** start of Excerpt to read **

Suppose more the latter. There isn't really local macro storage / or a
local macro stack (excepting where VM functions are used with macros).
My current understanding; Hopefully not too badly described.
There is a, local to each macro when running, symbol table for #local
declared things (*,**) and parameters (always true..?). The table
entries point to created / stored things which might or might not
persist beyond the macro call depending on whether they are assigned to
an identifier in a calling level of hierarchy(b).
---
Function calls, whether inside or outside macros, are different.
For inbuilt functions like f_sphere() there is a virtual machine (VM)
stack for passed and returned variables for each function call - and
another stack used by the compiler for C++ variables within the inbuilt
code.
For user (parse time compiled functions) run on the VM there is just the
(VM) stack (lies and more lies... I know) from the SDL user's perspective.
Bill P.
(*) - Something I noticed on starting this recent debugging and that
I've fixed in my povr copies of the HF* macros! These old HF* macros
switch from using #local to using #declare for some variables near the
bottom of each macro for reasons unknown...
...
- #declare PArr[J][K] = P + H*Dir*Depth;
+ #local PArr[J][K] = P + H*Dir*Depth;
- #declare K = K+1;
+ #local K = K+1;
#end
- #declare J = J+1;
+ #local J = J+1;
#end
HFCreate_()
...
This makes for confusing code, but it doesn't break things because the
identifier is seen as already defined locally... In other words, those
#declares don't create new 'global' identifiers, but rather, they
redefine the locally defined identifier.
What this means more generally is we cannot arbitrarily create an
identifier in the global name space with #declare where it has first
been defined (added to the symbol table) with #local in the local macro
space.
(**) - Something foggy still for me. I 'believe' it is still true that
#local definitions sitting unwrapped by a macro in the top level scene
file act as global #declares, but, I've not tested this with the new
local and global dictionary access qualifiers in v3.8. Maybe at the top
scene file the local and global dictionaries become the same thing?

** end of Excerpt to read **
** start of Extracted material **

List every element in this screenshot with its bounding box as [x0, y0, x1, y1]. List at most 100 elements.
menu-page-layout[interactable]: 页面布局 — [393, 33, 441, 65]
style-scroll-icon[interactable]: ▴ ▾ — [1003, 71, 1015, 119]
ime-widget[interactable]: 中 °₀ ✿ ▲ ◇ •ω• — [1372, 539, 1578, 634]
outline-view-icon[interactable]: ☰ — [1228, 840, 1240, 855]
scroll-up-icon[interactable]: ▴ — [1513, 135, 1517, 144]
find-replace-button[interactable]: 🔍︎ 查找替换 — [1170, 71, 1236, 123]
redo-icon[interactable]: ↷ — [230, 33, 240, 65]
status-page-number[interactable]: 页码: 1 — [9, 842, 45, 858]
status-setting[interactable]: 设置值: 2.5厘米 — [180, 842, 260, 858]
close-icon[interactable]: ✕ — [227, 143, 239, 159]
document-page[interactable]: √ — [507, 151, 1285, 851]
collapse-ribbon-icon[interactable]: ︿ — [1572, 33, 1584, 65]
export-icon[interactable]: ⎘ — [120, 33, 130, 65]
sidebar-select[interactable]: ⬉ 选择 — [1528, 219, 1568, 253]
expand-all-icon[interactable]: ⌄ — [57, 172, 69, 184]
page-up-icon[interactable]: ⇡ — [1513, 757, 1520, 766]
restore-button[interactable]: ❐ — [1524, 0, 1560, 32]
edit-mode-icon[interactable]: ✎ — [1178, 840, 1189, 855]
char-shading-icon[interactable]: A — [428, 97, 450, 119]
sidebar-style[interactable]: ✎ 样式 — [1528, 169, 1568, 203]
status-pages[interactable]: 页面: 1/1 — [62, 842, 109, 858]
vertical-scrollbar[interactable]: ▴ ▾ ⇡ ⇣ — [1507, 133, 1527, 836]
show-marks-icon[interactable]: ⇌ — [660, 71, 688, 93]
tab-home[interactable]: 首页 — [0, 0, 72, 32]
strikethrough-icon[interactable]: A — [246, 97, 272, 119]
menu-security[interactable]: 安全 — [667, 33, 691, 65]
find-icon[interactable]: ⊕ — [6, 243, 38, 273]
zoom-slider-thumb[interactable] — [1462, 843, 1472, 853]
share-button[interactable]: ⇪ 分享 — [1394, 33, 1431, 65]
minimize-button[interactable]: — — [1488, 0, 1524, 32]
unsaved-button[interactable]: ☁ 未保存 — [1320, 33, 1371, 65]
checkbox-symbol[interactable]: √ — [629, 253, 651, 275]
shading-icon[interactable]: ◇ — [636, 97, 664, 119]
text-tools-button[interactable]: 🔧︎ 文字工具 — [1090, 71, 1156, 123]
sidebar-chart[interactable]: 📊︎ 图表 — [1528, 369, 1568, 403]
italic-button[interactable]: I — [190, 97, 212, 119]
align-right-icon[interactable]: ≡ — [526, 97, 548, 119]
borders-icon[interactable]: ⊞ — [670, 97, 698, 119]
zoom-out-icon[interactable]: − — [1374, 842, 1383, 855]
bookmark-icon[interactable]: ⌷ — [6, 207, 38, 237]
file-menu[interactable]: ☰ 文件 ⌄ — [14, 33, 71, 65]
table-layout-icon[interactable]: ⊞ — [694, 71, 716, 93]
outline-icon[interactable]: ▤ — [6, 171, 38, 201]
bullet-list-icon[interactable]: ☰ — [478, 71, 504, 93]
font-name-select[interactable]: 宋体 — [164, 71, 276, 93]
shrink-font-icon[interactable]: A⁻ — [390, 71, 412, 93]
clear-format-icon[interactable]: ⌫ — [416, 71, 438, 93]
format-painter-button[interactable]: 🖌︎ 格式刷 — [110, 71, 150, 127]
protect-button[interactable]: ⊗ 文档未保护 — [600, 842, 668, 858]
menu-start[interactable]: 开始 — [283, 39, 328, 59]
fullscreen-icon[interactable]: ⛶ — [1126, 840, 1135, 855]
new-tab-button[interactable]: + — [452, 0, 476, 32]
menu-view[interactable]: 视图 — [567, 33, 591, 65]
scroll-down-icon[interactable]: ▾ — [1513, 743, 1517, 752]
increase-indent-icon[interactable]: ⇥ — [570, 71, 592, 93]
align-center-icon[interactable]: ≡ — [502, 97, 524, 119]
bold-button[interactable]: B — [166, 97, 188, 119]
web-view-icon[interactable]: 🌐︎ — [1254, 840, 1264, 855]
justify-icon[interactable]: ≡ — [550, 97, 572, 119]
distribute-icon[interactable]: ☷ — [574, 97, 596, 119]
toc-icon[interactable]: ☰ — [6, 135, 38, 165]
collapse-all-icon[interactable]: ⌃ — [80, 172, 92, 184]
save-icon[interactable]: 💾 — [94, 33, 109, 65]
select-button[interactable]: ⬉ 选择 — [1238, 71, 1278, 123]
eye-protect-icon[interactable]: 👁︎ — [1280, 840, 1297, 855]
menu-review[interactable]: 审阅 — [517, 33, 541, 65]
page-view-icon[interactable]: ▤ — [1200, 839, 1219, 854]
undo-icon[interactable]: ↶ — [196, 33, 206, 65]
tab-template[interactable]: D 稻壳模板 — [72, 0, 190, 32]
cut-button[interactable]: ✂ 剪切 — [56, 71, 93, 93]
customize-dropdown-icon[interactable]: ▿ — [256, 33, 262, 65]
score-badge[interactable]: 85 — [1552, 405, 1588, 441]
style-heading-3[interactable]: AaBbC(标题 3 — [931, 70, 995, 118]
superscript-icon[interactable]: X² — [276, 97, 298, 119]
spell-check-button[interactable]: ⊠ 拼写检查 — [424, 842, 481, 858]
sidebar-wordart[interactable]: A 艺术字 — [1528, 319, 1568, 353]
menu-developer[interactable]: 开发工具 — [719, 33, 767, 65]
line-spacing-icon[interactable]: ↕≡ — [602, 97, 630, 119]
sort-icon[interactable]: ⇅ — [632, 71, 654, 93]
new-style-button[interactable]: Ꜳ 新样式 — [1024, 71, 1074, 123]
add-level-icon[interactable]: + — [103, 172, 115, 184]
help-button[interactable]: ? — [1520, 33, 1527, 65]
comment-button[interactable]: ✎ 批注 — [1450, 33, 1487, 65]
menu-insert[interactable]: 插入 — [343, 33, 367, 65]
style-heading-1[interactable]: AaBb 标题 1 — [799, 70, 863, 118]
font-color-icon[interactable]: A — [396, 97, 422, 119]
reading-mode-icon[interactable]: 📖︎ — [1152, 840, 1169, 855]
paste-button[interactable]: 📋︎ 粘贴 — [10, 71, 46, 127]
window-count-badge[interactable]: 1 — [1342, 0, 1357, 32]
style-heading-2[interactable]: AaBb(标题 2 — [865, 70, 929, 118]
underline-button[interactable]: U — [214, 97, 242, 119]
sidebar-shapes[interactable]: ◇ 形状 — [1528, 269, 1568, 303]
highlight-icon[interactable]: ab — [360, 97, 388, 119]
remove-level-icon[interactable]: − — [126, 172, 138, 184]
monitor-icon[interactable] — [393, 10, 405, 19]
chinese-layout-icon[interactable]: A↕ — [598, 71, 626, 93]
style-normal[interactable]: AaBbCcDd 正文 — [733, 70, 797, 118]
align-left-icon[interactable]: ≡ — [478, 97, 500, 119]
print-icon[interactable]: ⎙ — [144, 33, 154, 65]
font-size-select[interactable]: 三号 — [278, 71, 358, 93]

** end of Extracted material **

[Exercise tasks]
1 - In the note on macro storage, give the text again starting at "There is a, local" and ending at "level of hierarchy(b).", swapping "symbol table" for "lookup table".
2 - Answer these questions from the note on macro storage:
(a) For inbuilt functions like f_sphere(), what does the virtual machine stack hold for each function call?
(b) In the old HF* macros, which directive do some variables switch to near the bottom of each macro?
(c) In which version are the new local and global dictionary access qualifiers found?

[Answers to the exercise]
1 -
There is a, local to each macro when running, lookup table for #local
declared things (*,**) and parameters (always true..?). The table
entries point to created / stored things which might or might not
persist beyond the macro call depending on whether they are assigned to
an identifier in a calling level of hierarchy(b).

2 -
(a) Passed and returned variables.
(b) #declare.
(c) v3.8.